> [Description of the task] Copy the entries below verbatim, beginning at the line that contains "chip-auto-parts[interactable]: Auto Parts" and ending after the line that contains "buy-sell-tabs: BUY SELL".

> [Data provided]
## Start
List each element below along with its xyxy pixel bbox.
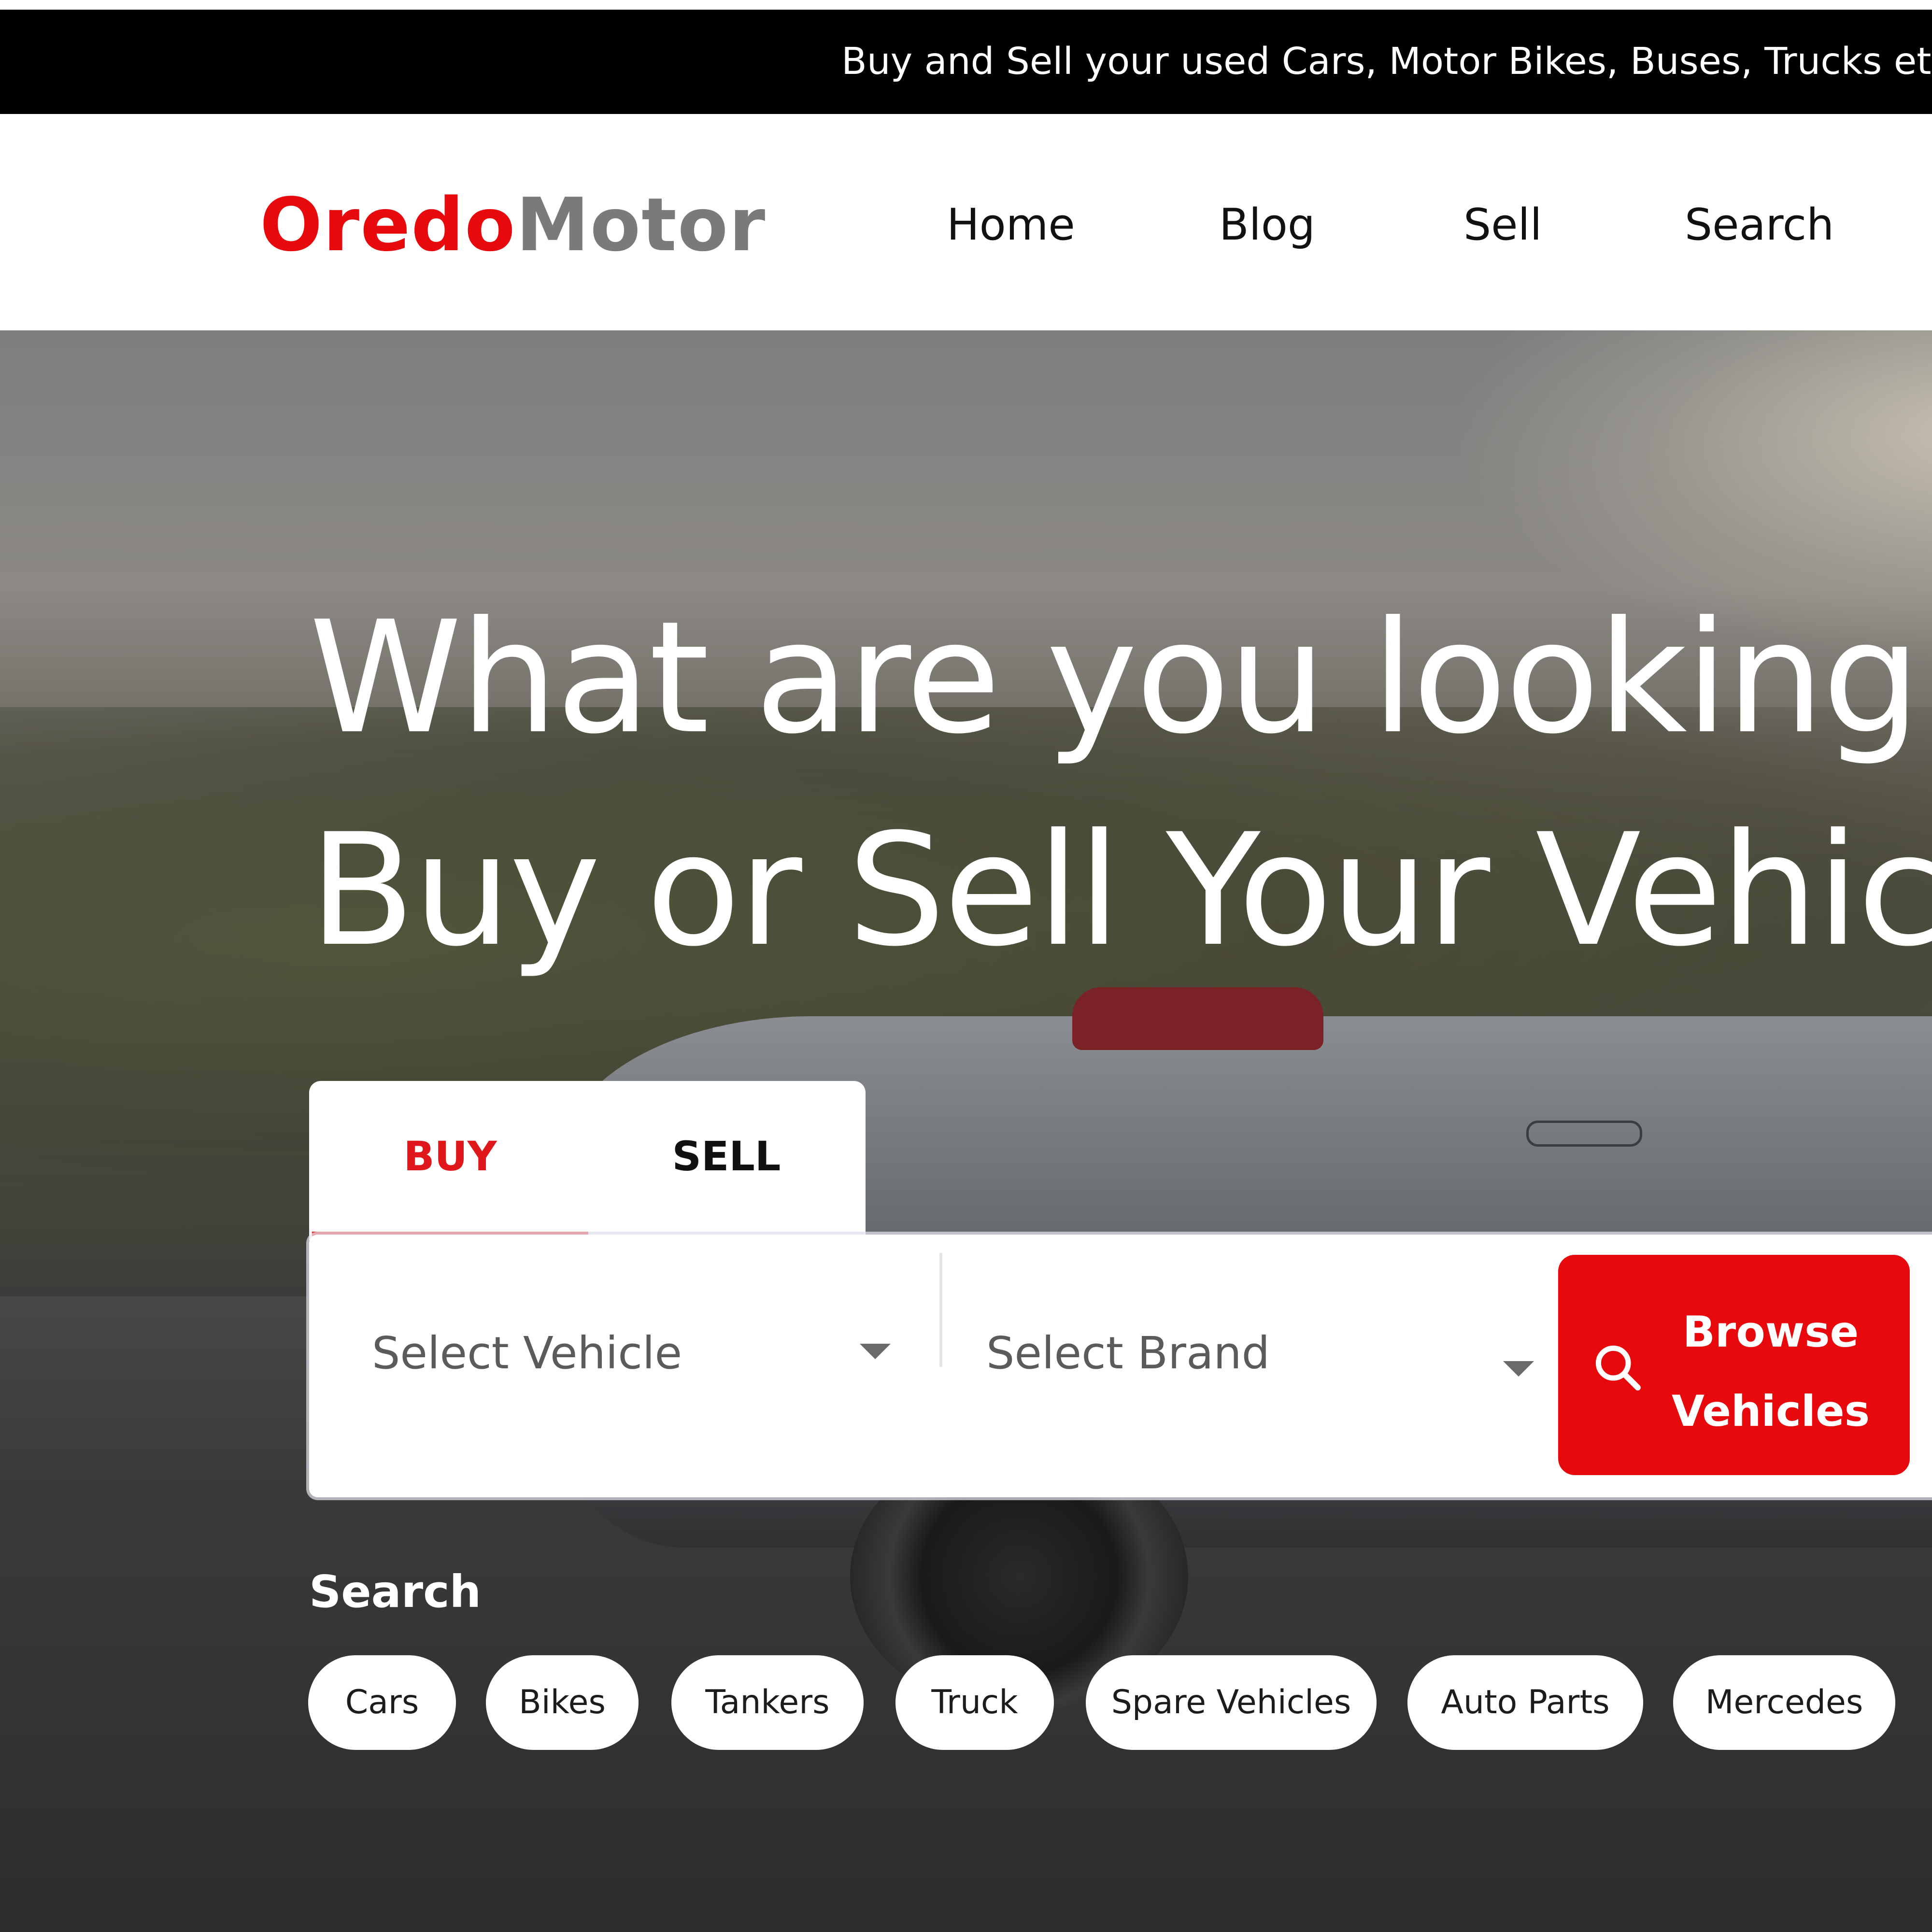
chip-auto-parts[interactable]: Auto Parts [1407, 1655, 1643, 1750]
announcement-bar: Buy and Sell your used Cars, Motor Bikes… [0, 10, 1932, 114]
browse-vehicles-label: Browse Vehicles [1669, 1293, 1872, 1451]
site-header: OredoMotor Home Blog Sell Search [0, 114, 1932, 330]
browse-label-line-1: Browse [1682, 1307, 1859, 1357]
brand-select[interactable]: Select Brand [986, 1259, 1537, 1379]
hero-title-line-1: What are you looking f [309, 588, 1932, 768]
nav-sell[interactable]: Sell [1463, 196, 1542, 254]
nav-home[interactable]: Home [947, 196, 1075, 254]
chip-truck[interactable]: Truck [895, 1655, 1054, 1750]
browse-vehicles-button[interactable]: Browse Vehicles [1558, 1255, 1910, 1475]
hero-car-door-handle [1526, 1121, 1642, 1147]
brand-select-value: Select Brand [986, 1327, 1270, 1379]
chevron-down-icon [1503, 1361, 1534, 1377]
hero-car-seat [1072, 987, 1323, 1050]
nav-search[interactable]: Search [1685, 196, 1834, 254]
announcement-text: Buy and Sell your used Cars, Motor Bikes… [841, 40, 1932, 83]
chip-spare-vehicles[interactable]: Spare Vehicles [1086, 1655, 1377, 1750]
nav-blog[interactable]: Blog [1219, 196, 1315, 254]
tab-sell[interactable]: SELL [588, 1081, 865, 1236]
buy-sell-tabs: BUY SELL [309, 1081, 866, 1240]
chip-cars[interactable]: Cars [308, 1655, 456, 1750]
chevron-down-icon [860, 1344, 891, 1359]
vehicle-select-value: Select Vehicle [372, 1327, 682, 1379]
browse-label-line-2: Vehicles [1671, 1386, 1870, 1436]
chip-bikes[interactable]: Bikes [486, 1655, 639, 1750]
hero-title-line-2: Buy or Sell Your Vehicle [309, 801, 1932, 980]
vehicle-select[interactable]: Select Vehicle [372, 1259, 913, 1379]
site-logo[interactable]: OredoMotor [260, 182, 766, 269]
chip-mercedes[interactable]: Mercedes [1673, 1655, 1895, 1750]
chip-tankers[interactable]: Tankers [671, 1655, 864, 1750]
search-icon [1595, 1345, 1641, 1391]
search-panel: Select Vehicle Select Brand Browse Vehic… [309, 1235, 1932, 1497]
quick-search-heading: Search [309, 1566, 482, 1618]
select-divider [939, 1253, 942, 1367]
logo-part-oredo: Oredo [260, 182, 516, 268]
tab-buy[interactable]: BUY [312, 1081, 588, 1236]
logo-part-motor: Motor [516, 182, 767, 268]
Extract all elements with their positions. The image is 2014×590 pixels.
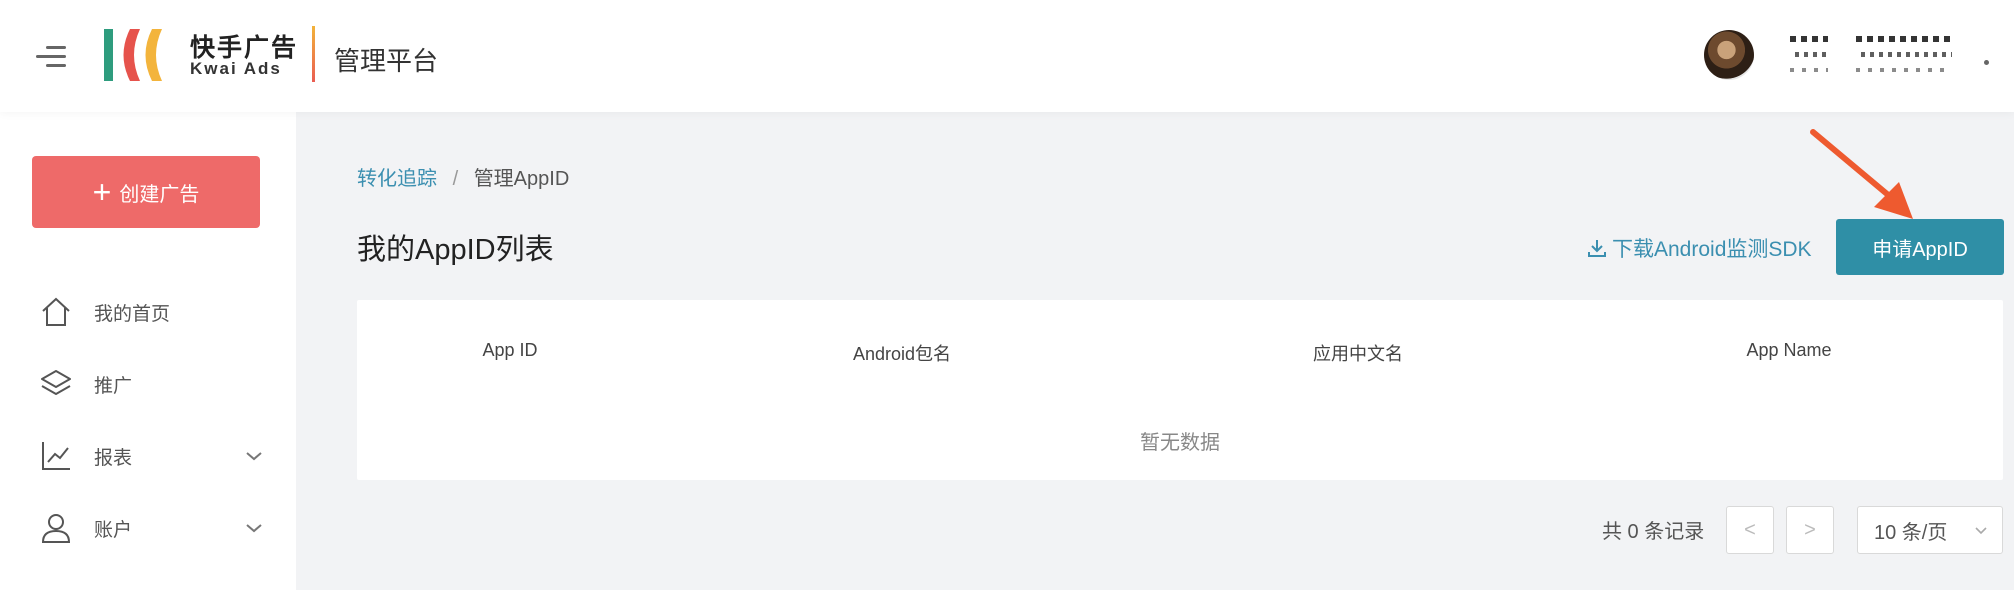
## End
> [Response below]
chip-auto-parts[interactable]: Auto Parts [1407, 1655, 1643, 1750]
announcement-bar: Buy and Sell your used Cars, Motor Bikes… [0, 10, 1932, 114]
browse-vehicles-label: Browse Vehicles [1669, 1293, 1872, 1451]
site-header: OredoMotor Home Blog Sell Search [0, 114, 1932, 330]
browse-label-line-1: Browse [1682, 1307, 1859, 1357]
brand-select[interactable]: Select Brand [986, 1259, 1537, 1379]
hero-title-line-1: What are you looking f [309, 588, 1932, 768]
nav-sell[interactable]: Sell [1463, 196, 1542, 254]
nav-home[interactable]: Home [947, 196, 1075, 254]
chip-truck[interactable]: Truck [895, 1655, 1054, 1750]
browse-vehicles-button[interactable]: Browse Vehicles [1558, 1255, 1910, 1475]
hero-car-door-handle [1526, 1121, 1642, 1147]
brand-select-value: Select Brand [986, 1327, 1270, 1379]
chevron-down-icon [1503, 1361, 1534, 1377]
hero-car-seat [1072, 987, 1323, 1050]
nav-search[interactable]: Search [1685, 196, 1834, 254]
announcement-text: Buy and Sell your used Cars, Motor Bikes… [841, 40, 1932, 83]
chip-spare-vehicles[interactable]: Spare Vehicles [1086, 1655, 1377, 1750]
nav-blog[interactable]: Blog [1219, 196, 1315, 254]
tab-sell[interactable]: SELL [588, 1081, 865, 1236]
buy-sell-tabs: BUY SELL [309, 1081, 866, 1240]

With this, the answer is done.